*To be done*
Give every line again exactly as it appears, please, but not the pictures.

--- Start Data extract ---

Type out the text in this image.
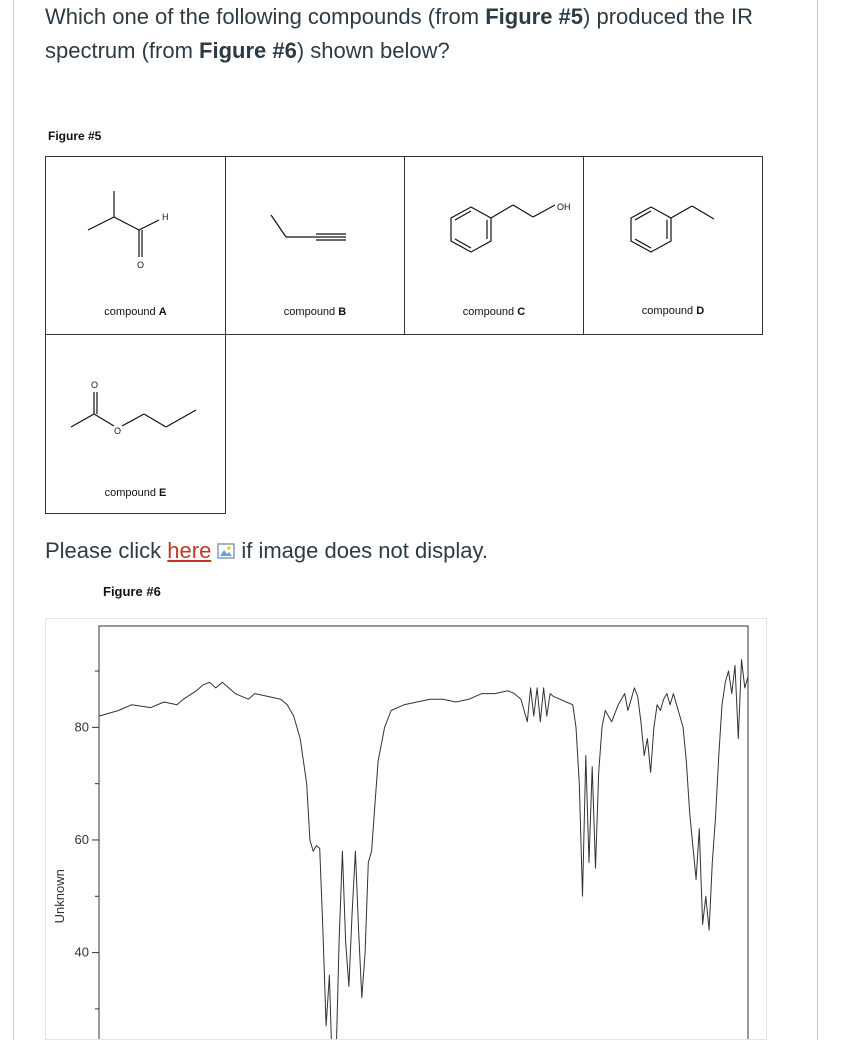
Which one of the following compounds (from Figure #5) produced the IR spectrum (from Figure #6) shown below?
Figure #5
H
O
compound A	compound B
OH
compound C	compound D
O
O
compound E
Please click here if image does not display.
Figure #6
40
60
80
Unknown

--- End Data extract ---

*Solution*
Type out the text in this image.
Which one of the following compounds (from Figure #5) produced the IR spectrum (from Figure #6) shown below?
Figure #5
H
O
compound A	compound B
OH
compound C	compound D
O
O
compound E
Please click here if image does not display.
Figure #6
40
60
80
Unknown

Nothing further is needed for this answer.